▶ _What to do_
Below are the records; locate each line with the word "this" and copy it.

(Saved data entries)
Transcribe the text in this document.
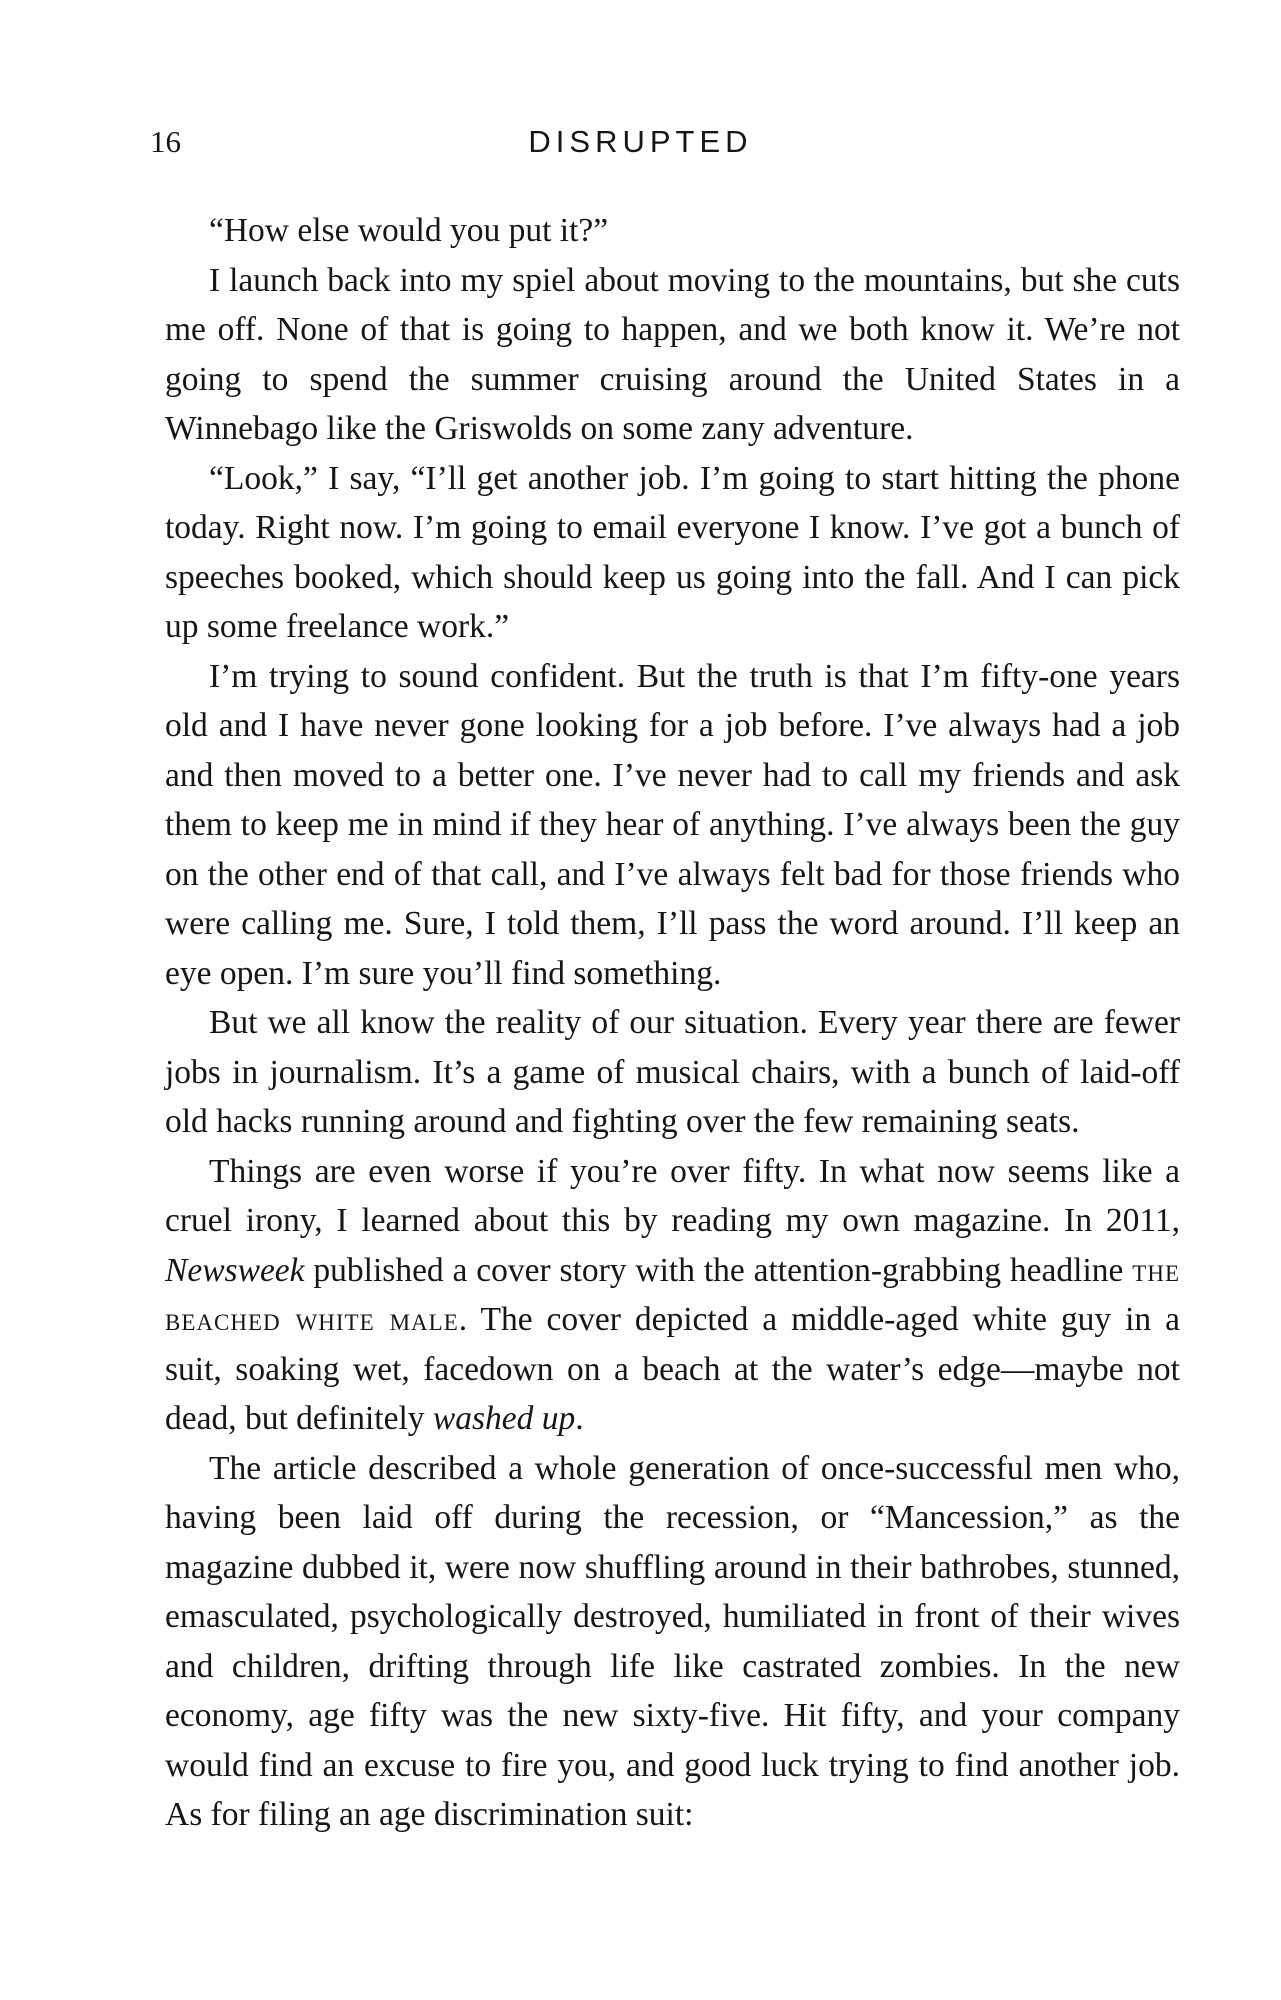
16	DISRUPTED

“How else would you put it?”

I launch back into my spiel about moving to the mountains, but she cuts me off. None of that is going to happen, and we both know it. We’re not going to spend the summer cruising around the United States in a Winnebago like the Griswolds on some zany adventure.

“Look,” I say, “I’ll get another job. I’m going to start hitting the phone today. Right now. I’m going to email everyone I know. I’ve got a bunch of speeches booked, which should keep us going into the fall. And I can pick up some freelance work.”

I’m trying to sound confident. But the truth is that I’m fifty-one years old and I have never gone looking for a job before. I’ve always had a job and then moved to a better one. I’ve never had to call my friends and ask them to keep me in mind if they hear of anything. I’ve always been the guy on the other end of that call, and I’ve always felt bad for those friends who were calling me. Sure, I told them, I’ll pass the word around. I’ll keep an eye open. I’m sure you’ll find something.

But we all know the reality of our situation. Every year there are fewer jobs in journalism. It’s a game of musical chairs, with a bunch of laid-off old hacks running around and fighting over the few remaining seats.

Things are even worse if you’re over fifty. In what now seems like a cruel irony, I learned about this by reading my own magazine. In 2011, Newsweek published a cover story with the attention-grabbing headline the beached white male. The cover depicted a middle-aged white guy in a suit, soaking wet, facedown on a beach at the water’s edge—maybe not dead, but definitely washed up.

The article described a whole generation of once-successful men who, having been laid off during the recession, or “Mancession,” as the magazine dubbed it, were now shuffling around in their bathrobes, stunned, emasculated, psychologically destroyed, humiliated in front of their wives and children, drifting through life like castrated zombies. In the new economy, age fifty was the new sixty-five. Hit fifty, and your company would find an excuse to fire you, and good luck trying to find another job. As for filing an age discrimination suit:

▶ _Exercise result_
Transcribe the text in this document.
Things are even worse if you’re over fifty. In what now seems like a cruel irony, I learned about this by reading my own magazine. In 2011, Newsweek published a cover story with the attention-grabbing headline the beached white male. The cover depicted a middle-aged white guy in a suit, soaking wet, facedown on a beach at the water’s edge—maybe not dead, but definitely washed up.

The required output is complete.